Top of PASSAGE FOR REVIEW

This particular alkaloid is now known as “quinine.” Cinchona trees are native to South America, and were long used by native people to treat fevers—as such, it is perhaps impossible to ever know exactly where the bark of these trees was first used as a medicine.

The first records of its use come from after the Spanish conquest of South America; as legend has it, the Countess of Chinchón, who was the wife of the Viceroy of Peru in Lima, was the first European to be treated with the bark of a particular tree to cure a malaria infection, in the 1640s. She survived, and apparently brought the tree back with her to Europe, where its use against malaria proliferated as Europeans explored and colonized tropical regions throughout the world.

Is Malaria Fatal?

QUESTION

Can you die from malaria?

ANSWER

Yes. If left untreated, certain types of malaria in particular can cause severe complications, and can even lead to death. Plasmodium falciparum is the most dangerous form of malaria and is responsible for 90% of the approximately 700,000 annual deaths caused by malaria.

Bottom of PASSAGE FOR REVIEW

- **WHAT TO DO**
**a.** List every figure written in digits in the passage on quinine and malaria.
**b.** Echo the passage on quinine and malaria word for word, starting with "This particular alkaloid" and going on through "Is Malaria Fatal?".

Top of SOURCE INFORMATION

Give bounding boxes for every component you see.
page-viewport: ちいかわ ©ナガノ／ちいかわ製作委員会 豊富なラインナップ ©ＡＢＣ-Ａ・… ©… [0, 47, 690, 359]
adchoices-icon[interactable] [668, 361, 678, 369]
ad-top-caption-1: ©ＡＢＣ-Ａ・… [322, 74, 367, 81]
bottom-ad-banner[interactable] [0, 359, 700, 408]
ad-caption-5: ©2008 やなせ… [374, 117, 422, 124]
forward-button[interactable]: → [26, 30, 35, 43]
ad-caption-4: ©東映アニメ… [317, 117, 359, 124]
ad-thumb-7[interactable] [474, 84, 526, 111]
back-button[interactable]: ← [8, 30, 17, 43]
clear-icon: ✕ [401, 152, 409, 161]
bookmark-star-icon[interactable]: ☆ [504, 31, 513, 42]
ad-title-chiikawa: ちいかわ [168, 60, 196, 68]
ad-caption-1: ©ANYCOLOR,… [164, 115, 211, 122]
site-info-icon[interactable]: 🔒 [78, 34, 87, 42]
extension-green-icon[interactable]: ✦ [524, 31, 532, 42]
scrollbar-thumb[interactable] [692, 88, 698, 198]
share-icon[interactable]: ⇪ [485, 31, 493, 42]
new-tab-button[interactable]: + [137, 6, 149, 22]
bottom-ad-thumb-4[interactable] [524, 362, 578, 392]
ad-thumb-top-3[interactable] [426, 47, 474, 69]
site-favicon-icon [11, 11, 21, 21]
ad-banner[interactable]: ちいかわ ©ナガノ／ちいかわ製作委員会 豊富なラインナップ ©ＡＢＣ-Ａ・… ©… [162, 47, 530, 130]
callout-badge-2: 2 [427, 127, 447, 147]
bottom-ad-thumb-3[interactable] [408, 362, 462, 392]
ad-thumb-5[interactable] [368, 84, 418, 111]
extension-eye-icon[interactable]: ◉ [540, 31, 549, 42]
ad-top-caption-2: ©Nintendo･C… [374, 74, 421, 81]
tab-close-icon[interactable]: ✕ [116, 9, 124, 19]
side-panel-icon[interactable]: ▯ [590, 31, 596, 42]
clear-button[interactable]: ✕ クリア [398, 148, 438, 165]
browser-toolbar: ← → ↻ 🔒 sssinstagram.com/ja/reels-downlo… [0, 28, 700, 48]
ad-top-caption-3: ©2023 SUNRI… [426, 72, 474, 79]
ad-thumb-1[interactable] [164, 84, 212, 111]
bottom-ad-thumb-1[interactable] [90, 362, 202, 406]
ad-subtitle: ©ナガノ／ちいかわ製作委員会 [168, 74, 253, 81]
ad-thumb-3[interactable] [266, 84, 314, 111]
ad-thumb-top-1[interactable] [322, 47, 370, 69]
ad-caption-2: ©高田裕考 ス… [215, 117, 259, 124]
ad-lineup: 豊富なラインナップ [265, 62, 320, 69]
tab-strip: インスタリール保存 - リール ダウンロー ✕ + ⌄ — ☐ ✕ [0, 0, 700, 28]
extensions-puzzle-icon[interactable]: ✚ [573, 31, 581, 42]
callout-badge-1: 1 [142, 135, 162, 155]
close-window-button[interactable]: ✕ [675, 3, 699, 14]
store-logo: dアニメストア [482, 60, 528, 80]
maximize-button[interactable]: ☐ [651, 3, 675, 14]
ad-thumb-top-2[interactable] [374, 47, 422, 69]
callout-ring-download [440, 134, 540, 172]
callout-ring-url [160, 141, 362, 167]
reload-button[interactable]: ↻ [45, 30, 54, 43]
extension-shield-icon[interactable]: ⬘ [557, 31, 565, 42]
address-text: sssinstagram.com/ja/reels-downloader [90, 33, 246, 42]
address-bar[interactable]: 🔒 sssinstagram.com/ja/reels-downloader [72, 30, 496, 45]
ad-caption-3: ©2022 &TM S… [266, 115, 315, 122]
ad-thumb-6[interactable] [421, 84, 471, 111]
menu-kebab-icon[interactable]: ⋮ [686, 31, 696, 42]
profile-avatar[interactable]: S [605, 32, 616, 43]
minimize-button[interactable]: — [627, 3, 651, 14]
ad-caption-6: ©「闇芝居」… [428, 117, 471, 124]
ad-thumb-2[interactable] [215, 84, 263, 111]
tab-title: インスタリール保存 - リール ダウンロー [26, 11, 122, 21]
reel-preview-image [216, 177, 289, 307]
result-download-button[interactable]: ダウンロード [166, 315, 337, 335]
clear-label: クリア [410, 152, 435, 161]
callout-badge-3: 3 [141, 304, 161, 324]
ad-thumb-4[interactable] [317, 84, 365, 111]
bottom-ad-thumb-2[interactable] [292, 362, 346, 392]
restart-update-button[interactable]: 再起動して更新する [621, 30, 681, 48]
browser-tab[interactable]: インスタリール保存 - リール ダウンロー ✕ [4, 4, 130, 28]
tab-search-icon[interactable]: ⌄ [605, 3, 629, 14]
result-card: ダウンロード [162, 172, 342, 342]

Bottom of SOURCE INFORMATION

- **SOLUTION SET**
**a.** 1640s, 90%, 700,000

**b.**
This particular alkaloid is now known as “quinine.” Cinchona trees are native to South America, and were long used by native people to treat fevers—as such, it is perhaps impossible to ever know exactly where the bark of these trees was first used as a medicine.

The first records of its use come from after the Spanish conquest of South America; as legend has it, the Countess of Chinchón, who was the wife of the Viceroy of Peru in Lima, was the first European to be treated with the bark of a particular tree to cure a malaria infection, in the 1640s. She survived, and apparently brought the tree back with her to Europe, where its use against malaria proliferated as Europeans explored and colonized tropical regions throughout the world.

Is Malaria Fatal?